** Excerpted records **
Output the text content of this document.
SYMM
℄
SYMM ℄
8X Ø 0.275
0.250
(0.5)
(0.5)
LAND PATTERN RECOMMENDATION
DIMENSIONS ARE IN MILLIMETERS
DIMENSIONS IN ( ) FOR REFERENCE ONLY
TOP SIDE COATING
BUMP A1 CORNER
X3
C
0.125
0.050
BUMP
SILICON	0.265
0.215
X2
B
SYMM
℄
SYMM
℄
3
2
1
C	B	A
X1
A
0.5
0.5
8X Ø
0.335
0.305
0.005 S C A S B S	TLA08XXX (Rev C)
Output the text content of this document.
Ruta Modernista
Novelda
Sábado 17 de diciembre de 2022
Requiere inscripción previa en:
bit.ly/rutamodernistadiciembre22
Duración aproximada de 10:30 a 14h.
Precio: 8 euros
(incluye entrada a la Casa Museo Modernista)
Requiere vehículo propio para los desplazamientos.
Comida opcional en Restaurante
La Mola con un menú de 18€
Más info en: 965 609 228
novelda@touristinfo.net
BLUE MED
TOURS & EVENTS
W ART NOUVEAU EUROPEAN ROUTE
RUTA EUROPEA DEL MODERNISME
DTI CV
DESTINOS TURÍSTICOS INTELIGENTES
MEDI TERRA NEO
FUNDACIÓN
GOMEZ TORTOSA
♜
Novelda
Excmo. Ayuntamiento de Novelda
==
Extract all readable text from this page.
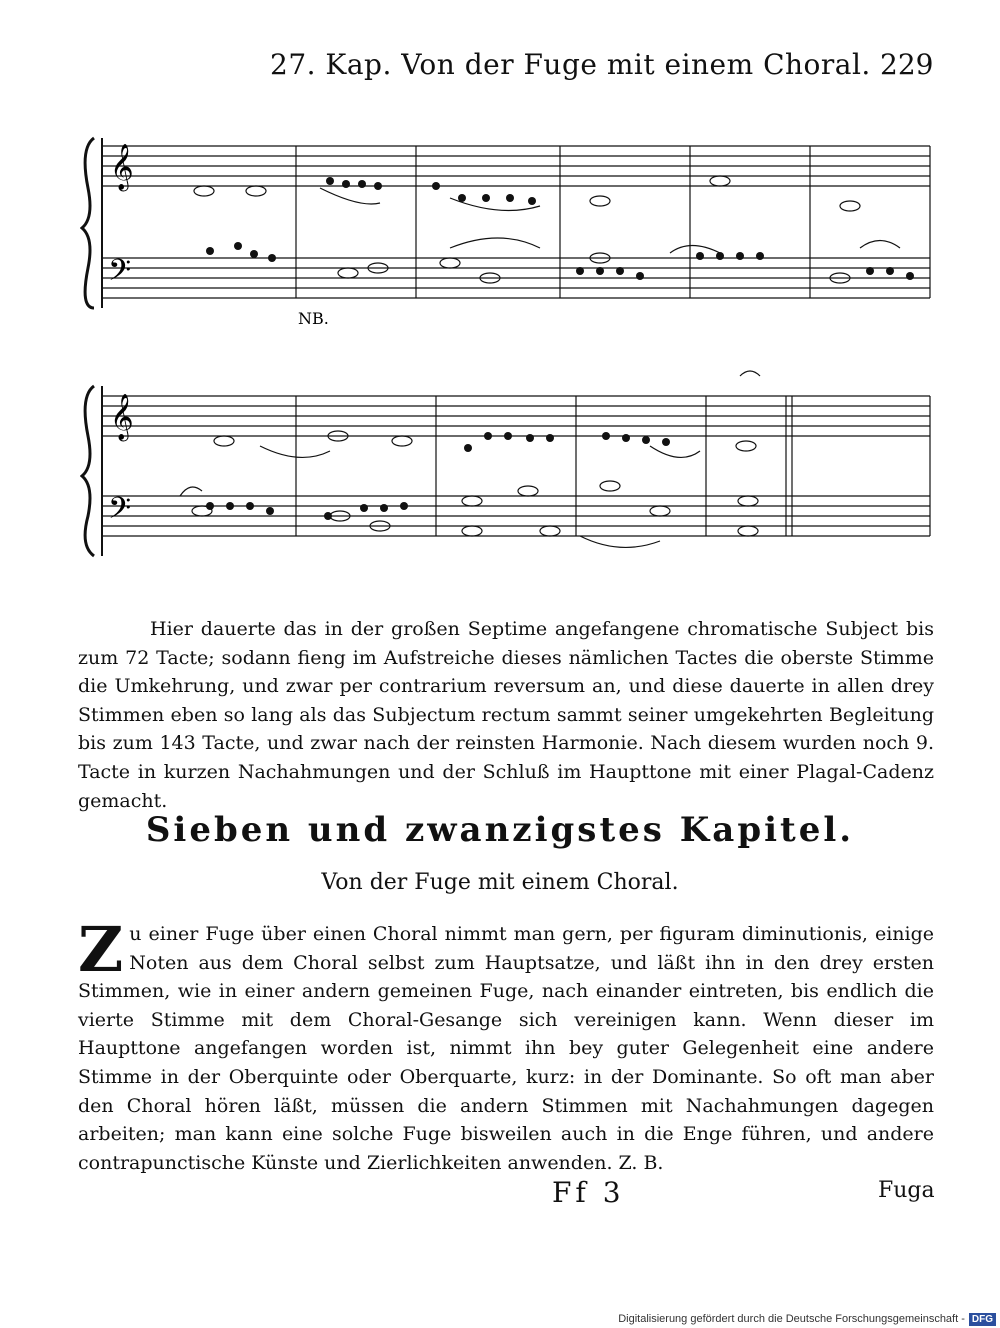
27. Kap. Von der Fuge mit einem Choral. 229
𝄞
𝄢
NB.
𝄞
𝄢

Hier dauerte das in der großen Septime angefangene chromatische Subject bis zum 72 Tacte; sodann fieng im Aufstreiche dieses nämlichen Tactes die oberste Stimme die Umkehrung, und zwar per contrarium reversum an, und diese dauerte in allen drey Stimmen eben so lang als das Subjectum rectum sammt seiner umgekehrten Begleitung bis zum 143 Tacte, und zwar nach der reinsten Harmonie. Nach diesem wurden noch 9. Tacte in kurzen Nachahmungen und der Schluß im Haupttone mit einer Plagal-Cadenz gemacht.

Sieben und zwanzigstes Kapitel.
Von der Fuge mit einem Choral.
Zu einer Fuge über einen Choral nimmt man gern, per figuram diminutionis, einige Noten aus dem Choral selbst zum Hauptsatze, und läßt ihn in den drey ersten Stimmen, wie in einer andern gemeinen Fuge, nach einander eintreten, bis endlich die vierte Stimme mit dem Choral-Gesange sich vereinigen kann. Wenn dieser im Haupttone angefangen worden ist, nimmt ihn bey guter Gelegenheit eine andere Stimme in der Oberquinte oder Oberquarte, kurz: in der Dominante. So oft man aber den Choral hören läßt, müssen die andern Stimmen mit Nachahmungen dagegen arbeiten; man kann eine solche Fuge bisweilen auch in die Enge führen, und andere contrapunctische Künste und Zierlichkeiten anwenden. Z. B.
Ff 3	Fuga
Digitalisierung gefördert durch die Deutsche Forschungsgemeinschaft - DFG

** Task instructions **
Check each line of the records for the word "Requiere" and extract those that contain it.

** Full output **
Requiere inscripción previa en:
Requiere vehículo propio para los desplazamientos.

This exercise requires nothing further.